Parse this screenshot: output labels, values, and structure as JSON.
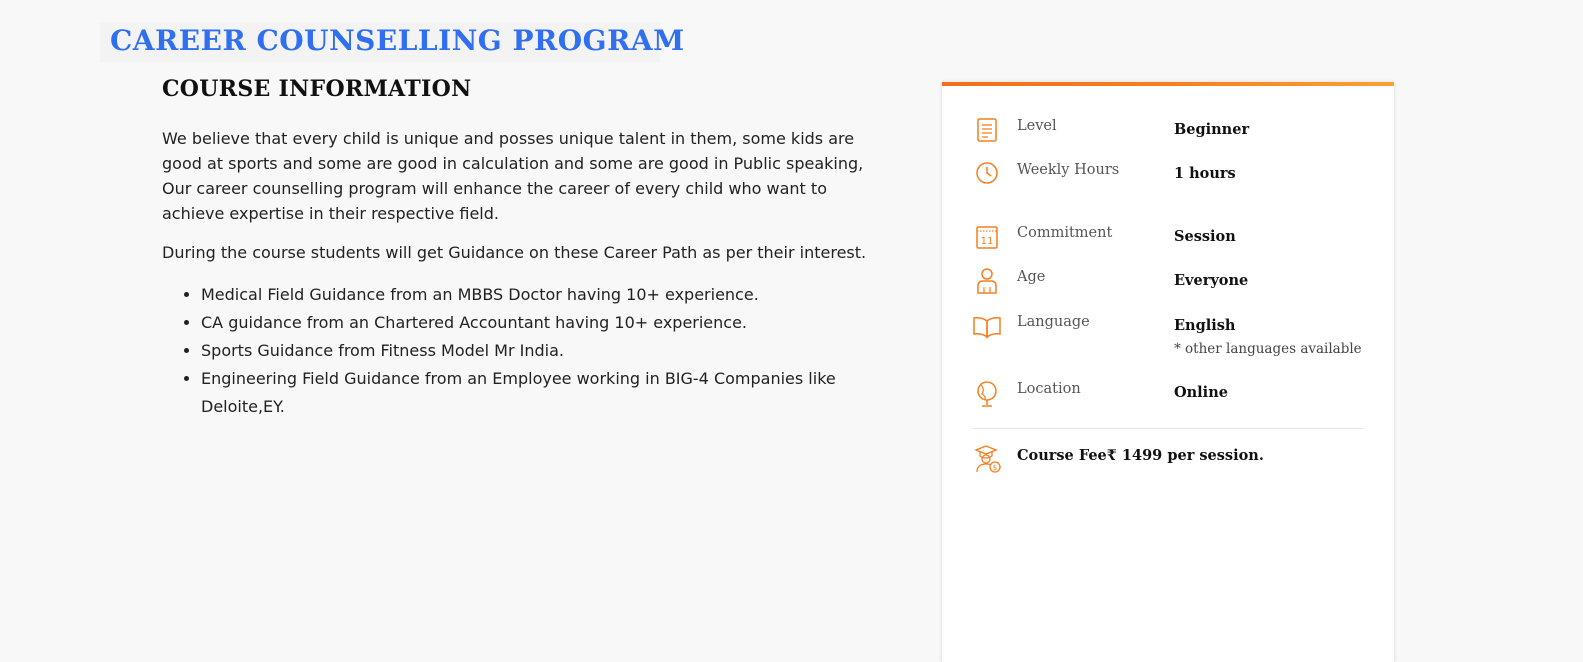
{
  "page_title": "CAREER COUNSELLING PROGRAM",
  "course_info": {
    "heading": "COURSE INFORMATION",
    "paragraph_1": "We believe that every child is unique and posses unique talent in them, some kids are good at sports and some are good in calculation and some are good in Public speaking, Our career counselling program will enhance the career of every child who want to achieve expertise in their respective field.",
    "paragraph_2": "During the course students will get Guidance on these Career Path as per their interest.",
    "guidance_items": [
      "Medical Field Guidance from an MBBS Doctor having 10+ experience.",
      "CA guidance from an Chartered Accountant having 10+ experience.",
      "Sports Guidance from Fitness Model Mr India.",
      "Engineering Field Guidance from an Employee working in BIG-4 Companies like Deloite,EY."
    ]
  },
  "sidebar": {
    "rows": [
      {
        "icon": "document-icon",
        "label": "Level",
        "value": "Beginner"
      },
      {
        "icon": "clock-icon",
        "label": "Weekly Hours",
        "value": "1 hours"
      },
      {
        "icon": "calendar-icon",
        "label": "Commitment",
        "value": "Session",
        "icon_text": "11"
      },
      {
        "icon": "person-icon",
        "label": "Age",
        "value": "Everyone"
      },
      {
        "icon": "book-icon",
        "label": "Language",
        "value": "English",
        "note": "* other languages available"
      },
      {
        "icon": "globe-icon",
        "label": "Location",
        "value": "Online"
      }
    ],
    "fee": {
      "icon": "graduate-fee-icon",
      "text": "Course Fee₹ 1499 per session."
    }
  },
  "colors": {
    "title_blue": "#2f6ff0",
    "accent_orange": "#f57f20",
    "background": "#f8f8f8"
  }
}
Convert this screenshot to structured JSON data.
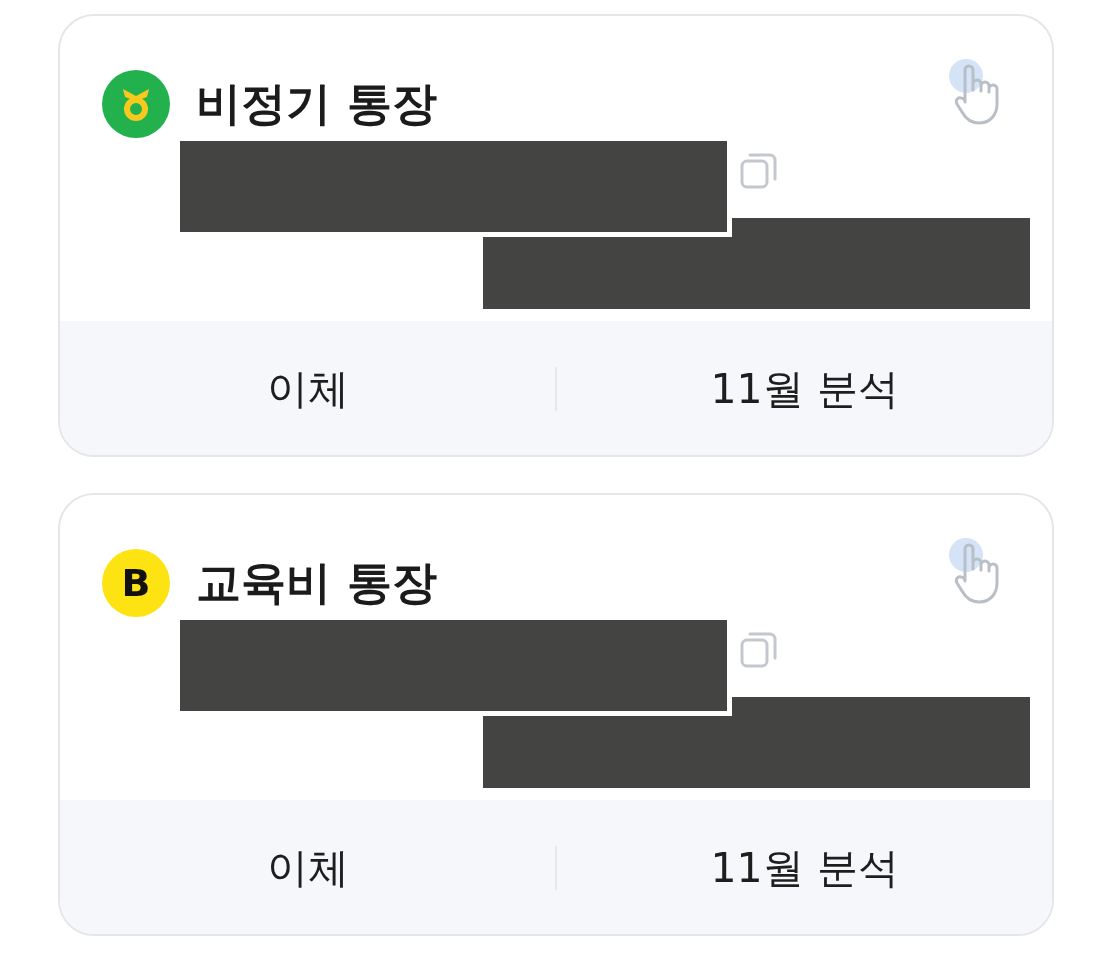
{
  "accounts": [
    {
      "logo": {
        "kind": "ring",
        "color": "#22b14c"
      },
      "title": "비정기 통장",
      "actions": [
        {
          "label": "이체"
        },
        {
          "label": "11월 분석"
        }
      ]
    },
    {
      "logo": {
        "kind": "letter",
        "text": "B",
        "color": "#fde312"
      },
      "title": "교육비 통장",
      "actions": [
        {
          "label": "이체"
        },
        {
          "label": "11월 분석"
        }
      ]
    }
  ]
}
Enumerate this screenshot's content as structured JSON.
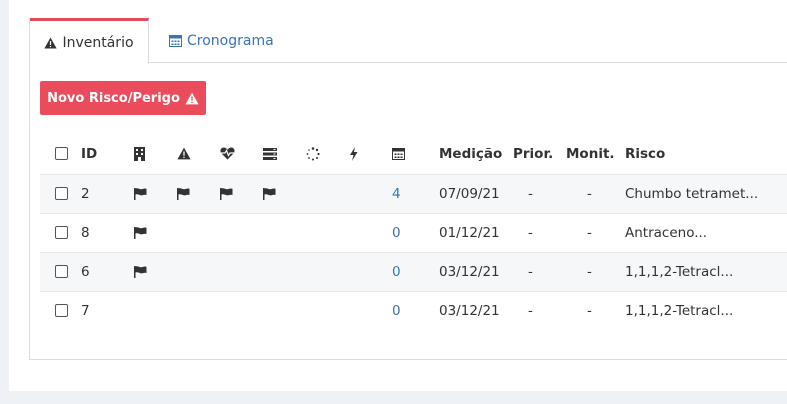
{
  "tabs": [
    {
      "label": "Inventário",
      "icon": "warning-icon",
      "active": true
    },
    {
      "label": "Cronograma",
      "icon": "calendar-icon",
      "active": false
    }
  ],
  "new_button": {
    "label": "Novo Risco/Perigo",
    "icon": "warning-icon"
  },
  "table": {
    "headers": {
      "id": "ID",
      "col_icons": [
        "building-icon",
        "warning-icon",
        "heartbeat-icon",
        "server-icon",
        "spinner-icon",
        "bolt-icon",
        "calendar-icon"
      ],
      "medicao": "Medição",
      "prior": "Prior.",
      "monit": "Monit.",
      "risco": "Risco"
    },
    "rows": [
      {
        "id": "2",
        "flags": [
          true,
          true,
          true,
          true,
          false,
          false
        ],
        "count": "4",
        "medicao": "07/09/21",
        "prior": "-",
        "monit": "-",
        "risco": "Chumbo tetramet..."
      },
      {
        "id": "8",
        "flags": [
          true,
          false,
          false,
          false,
          false,
          false
        ],
        "count": "0",
        "medicao": "01/12/21",
        "prior": "-",
        "monit": "-",
        "risco": "Antraceno..."
      },
      {
        "id": "6",
        "flags": [
          true,
          false,
          false,
          false,
          false,
          false
        ],
        "count": "0",
        "medicao": "03/12/21",
        "prior": "-",
        "monit": "-",
        "risco": "1,1,1,2-Tetracl..."
      },
      {
        "id": "7",
        "flags": [
          false,
          false,
          false,
          false,
          false,
          false
        ],
        "count": "0",
        "medicao": "03/12/21",
        "prior": "-",
        "monit": "-",
        "risco": "1,1,1,2-Tetracl..."
      }
    ]
  },
  "colors": {
    "accent": "#ea4c5c",
    "link": "#3b73b9"
  }
}
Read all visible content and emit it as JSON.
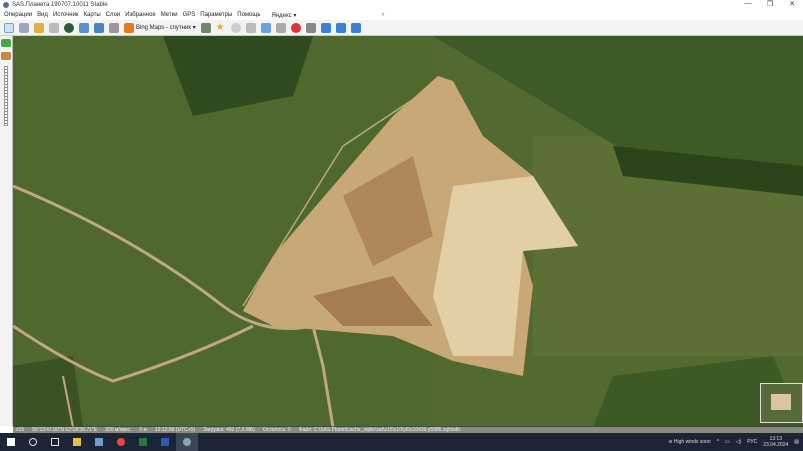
{
  "window": {
    "title": "SAS.Планета 190707.10011 Stable",
    "controls": [
      "—",
      "❐",
      "✕"
    ]
  },
  "menu": [
    "Операции",
    "Вид",
    "Источник",
    "Карты",
    "Слои",
    "Избранное",
    "Метки",
    "GPS",
    "Параметры",
    "Помощь",
    "Яндекс ▾"
  ],
  "toolbar": {
    "map_source": "Bing Maps - спутник ▾"
  },
  "statusbar": {
    "zoom": "z15",
    "coords": "55°13'47.90\"N  63°28'38.71\"E",
    "scale": "300 м/пикс.",
    "distance": "0 м",
    "time": "12:12:59 (UTC+5)",
    "loading": "Загрузка: 492 (7,6 МБ)",
    "remaining": "Осталось: 0",
    "path": "Файл: C:\\SAS.Planet\\cache_sqlite\\sat\\z15\\x10\\y6\\x10439.y5986.sqlitedb"
  },
  "taskbar": {
    "weather": "High winds soon",
    "lang": "РУС",
    "time": "13:13",
    "date": "23.04.2024"
  },
  "colors": {
    "taskbar": "#1c2536",
    "accent": "#2a7ad5"
  }
}
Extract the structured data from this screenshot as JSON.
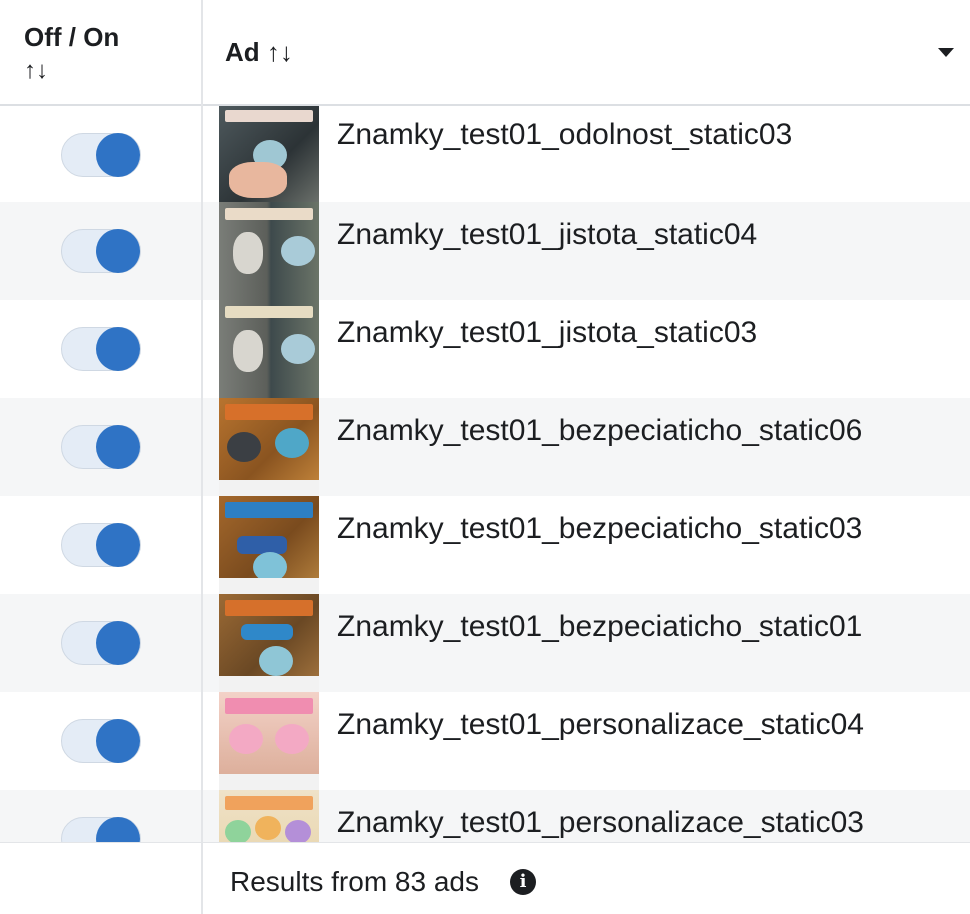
{
  "header": {
    "toggle_col_label": "Off / On",
    "toggle_col_sort": "↑↓",
    "ad_col_label": "Ad ↑↓"
  },
  "rows": [
    {
      "name": "Znamky_test01_odolnost_static03",
      "on": true
    },
    {
      "name": "Znamky_test01_jistota_static04",
      "on": true
    },
    {
      "name": "Znamky_test01_jistota_static03",
      "on": true
    },
    {
      "name": "Znamky_test01_bezpeciaticho_static06",
      "on": true
    },
    {
      "name": "Znamky_test01_bezpeciaticho_static03",
      "on": true
    },
    {
      "name": "Znamky_test01_bezpeciaticho_static01",
      "on": true
    },
    {
      "name": "Znamky_test01_personalizace_static04",
      "on": true
    },
    {
      "name": "Znamky_test01_personalizace_static03",
      "on": true
    }
  ],
  "footer": {
    "results_text": "Results from 83 ads",
    "info_icon": "info-icon"
  },
  "colors": {
    "toggle_knob": "#2f73c5",
    "toggle_track": "#e4ecf6",
    "alt_row": "#f5f6f7"
  }
}
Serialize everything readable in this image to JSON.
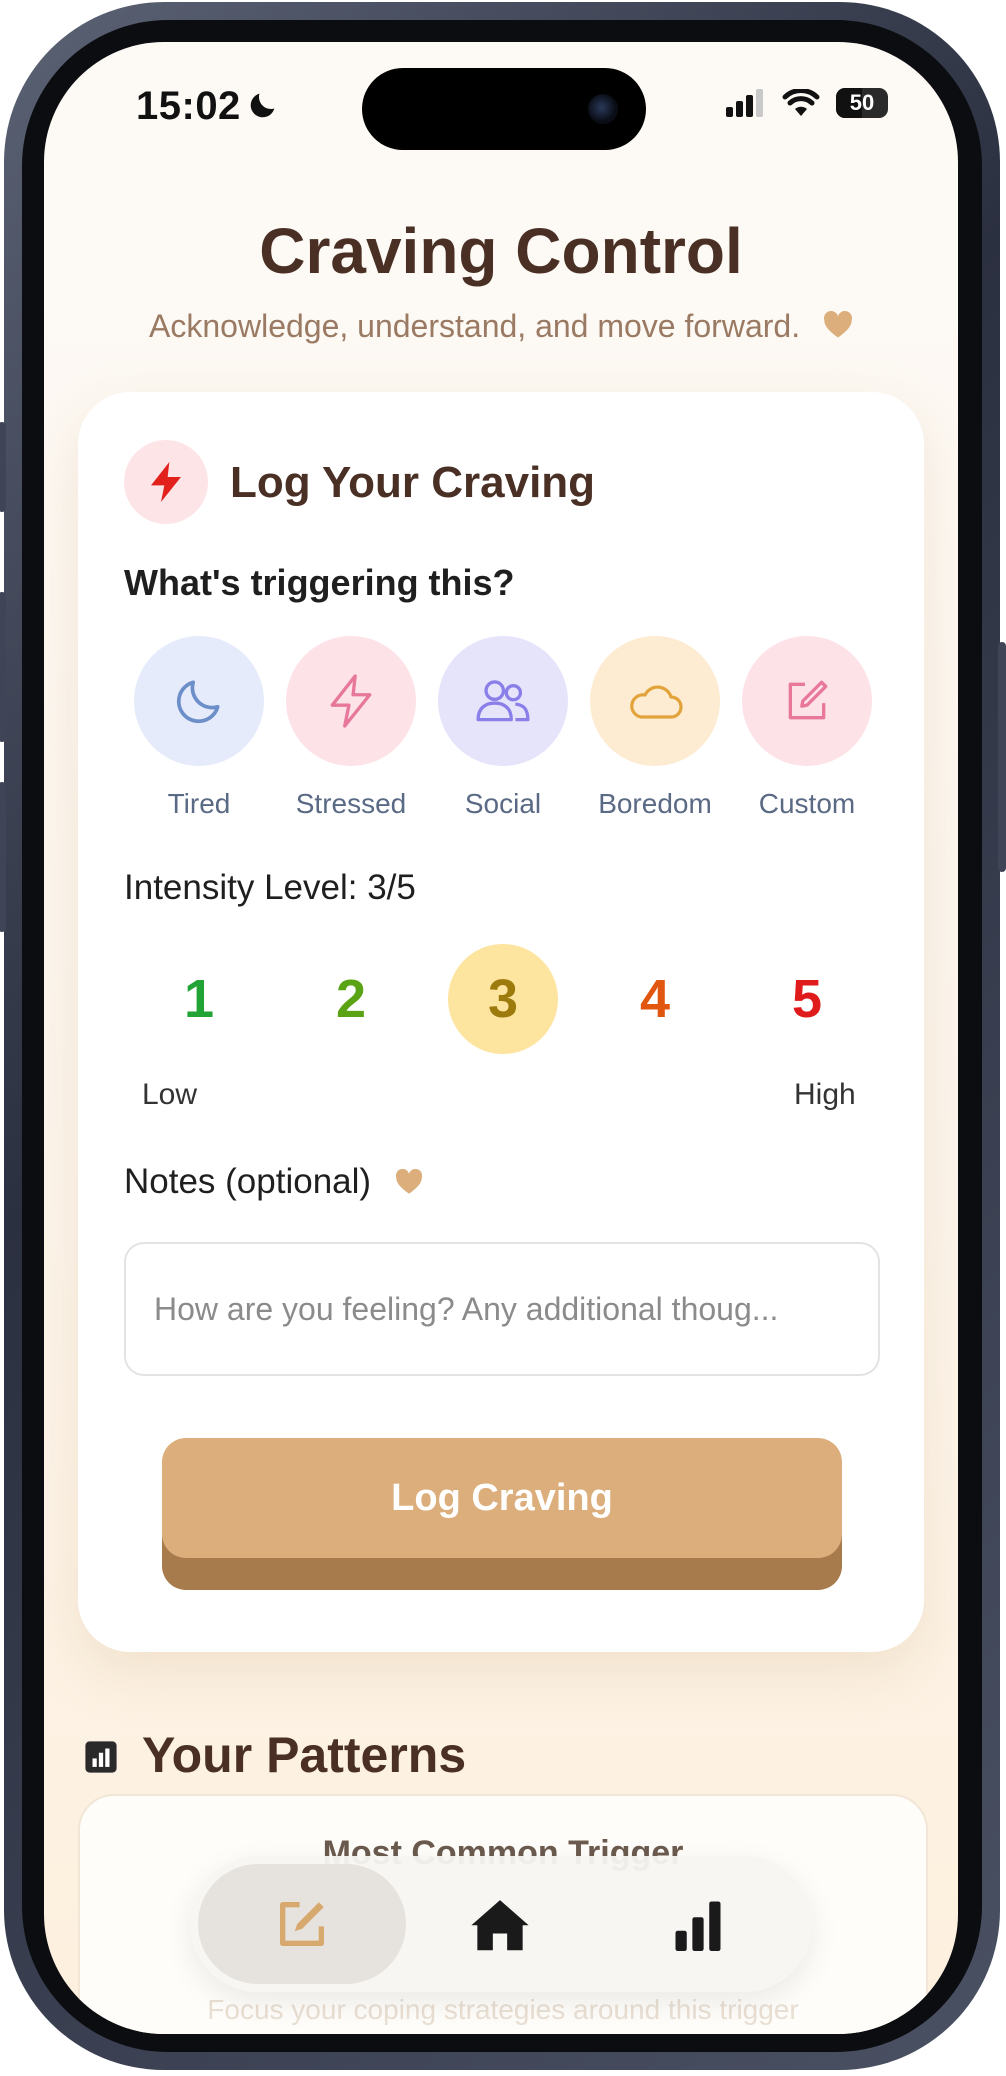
{
  "status_bar": {
    "time": "15:02",
    "battery": "50"
  },
  "header": {
    "title": "Craving Control",
    "subtitle": "Acknowledge, understand, and move forward."
  },
  "log_card": {
    "title": "Log Your Craving",
    "trigger_question": "What's triggering this?",
    "triggers": [
      {
        "label": "Tired",
        "icon": "moon-icon",
        "color": "#6d8fc9",
        "bg": "#e5ebfb"
      },
      {
        "label": "Stressed",
        "icon": "lightning-icon",
        "color": "#e8789b",
        "bg": "#fde2e8"
      },
      {
        "label": "Social",
        "icon": "people-icon",
        "color": "#8a7ee8",
        "bg": "#e5e4fb"
      },
      {
        "label": "Boredom",
        "icon": "cloud-icon",
        "color": "#e2a33a",
        "bg": "#fdebd2"
      },
      {
        "label": "Custom",
        "icon": "edit-icon",
        "color": "#e8789b",
        "bg": "#fde2e8"
      }
    ],
    "intensity_label": "Intensity Level: 3/5",
    "intensity_selected": 3,
    "levels": [
      {
        "value": "1",
        "color": "#22a335"
      },
      {
        "value": "2",
        "color": "#5aa315"
      },
      {
        "value": "3",
        "color": "#9d7a0c"
      },
      {
        "value": "4",
        "color": "#e2570f"
      },
      {
        "value": "5",
        "color": "#e01b1b"
      }
    ],
    "low_label": "Low",
    "high_label": "High",
    "notes_label": "Notes (optional)",
    "notes_placeholder": "How are you feeling? Any additional thoug...",
    "submit_label": "Log Craving"
  },
  "patterns": {
    "title": "Your Patterns",
    "card_title": "Most Common Trigger",
    "card_subtitle": "Focus your coping strategies around this trigger"
  },
  "nav": {
    "items": [
      "log-icon",
      "home-icon",
      "stats-icon"
    ],
    "active": 0
  },
  "colors": {
    "accent": "#dcae7c",
    "title": "#4a3024",
    "heart": "#dcae7c"
  }
}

_ _ _ _

→ **Exercise directions**: Search the listing for the word "data" and return each line that holds it.

→ **Solution**:
Convert this screenshot to structured JSON data.
Extract the structured data from this screenshot as JSON.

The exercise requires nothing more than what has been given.